■ **Challenge**
Without the pictures, output the records below word for word.

((

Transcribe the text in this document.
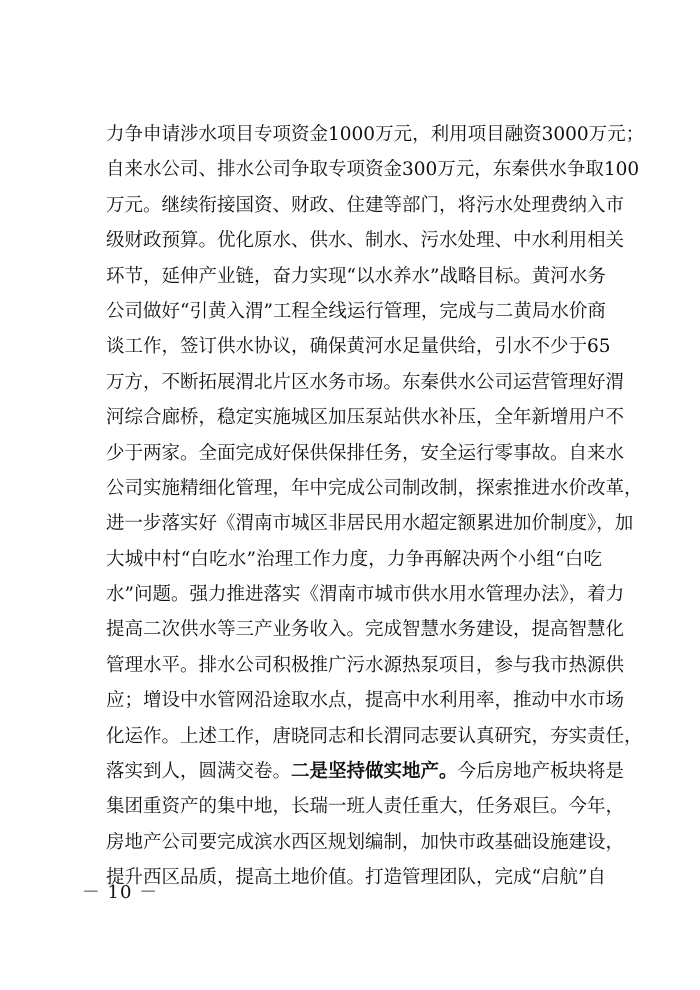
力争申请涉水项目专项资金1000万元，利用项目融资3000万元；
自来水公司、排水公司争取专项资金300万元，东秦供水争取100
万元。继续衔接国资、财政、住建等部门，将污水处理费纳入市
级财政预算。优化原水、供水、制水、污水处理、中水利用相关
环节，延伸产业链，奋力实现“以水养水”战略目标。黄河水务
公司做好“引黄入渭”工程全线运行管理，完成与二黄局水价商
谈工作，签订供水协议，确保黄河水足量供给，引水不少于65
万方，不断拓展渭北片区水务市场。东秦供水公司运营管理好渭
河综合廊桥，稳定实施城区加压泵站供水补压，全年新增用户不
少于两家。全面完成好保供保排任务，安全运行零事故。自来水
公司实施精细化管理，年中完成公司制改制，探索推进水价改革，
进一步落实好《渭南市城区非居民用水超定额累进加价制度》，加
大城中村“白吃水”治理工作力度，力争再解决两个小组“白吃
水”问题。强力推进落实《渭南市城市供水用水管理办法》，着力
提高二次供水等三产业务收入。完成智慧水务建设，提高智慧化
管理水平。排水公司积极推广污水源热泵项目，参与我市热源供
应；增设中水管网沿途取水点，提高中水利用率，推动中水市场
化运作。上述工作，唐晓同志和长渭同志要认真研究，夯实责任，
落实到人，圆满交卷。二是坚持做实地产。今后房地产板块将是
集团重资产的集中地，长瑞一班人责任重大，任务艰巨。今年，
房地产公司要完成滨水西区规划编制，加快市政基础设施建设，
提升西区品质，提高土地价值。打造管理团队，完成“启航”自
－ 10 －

))

■ **Solution to this exercise**
Transcribe the text in this document.
力争申请涉水项目专项资金1000万元，利用项目融资3000万元；
自来水公司、排水公司争取专项资金300万元，东秦供水争取100
万元。继续衔接国资、财政、住建等部门，将污水处理费纳入市
级财政预算。优化原水、供水、制水、污水处理、中水利用相关
环节，延伸产业链，奋力实现“以水养水”战略目标。黄河水务
公司做好“引黄入渭”工程全线运行管理，完成与二黄局水价商
谈工作，签订供水协议，确保黄河水足量供给，引水不少于65
万方，不断拓展渭北片区水务市场。东秦供水公司运营管理好渭
河综合廊桥，稳定实施城区加压泵站供水补压，全年新增用户不
少于两家。全面完成好保供保排任务，安全运行零事故。自来水
公司实施精细化管理，年中完成公司制改制，探索推进水价改革，
进一步落实好《渭南市城区非居民用水超定额累进加价制度》，加
大城中村“白吃水”治理工作力度，力争再解决两个小组“白吃
水”问题。强力推进落实《渭南市城市供水用水管理办法》，着力
提高二次供水等三产业务收入。完成智慧水务建设，提高智慧化
管理水平。排水公司积极推广污水源热泵项目，参与我市热源供
应；增设中水管网沿途取水点，提高中水利用率，推动中水市场
化运作。上述工作，唐晓同志和长渭同志要认真研究，夯实责任，
落实到人，圆满交卷。二是坚持做实地产。今后房地产板块将是
集团重资产的集中地，长瑞一班人责任重大，任务艰巨。今年，
房地产公司要完成滨水西区规划编制，加快市政基础设施建设，
提升西区品质，提高土地价值。打造管理团队，完成“启航”自
－ 10 －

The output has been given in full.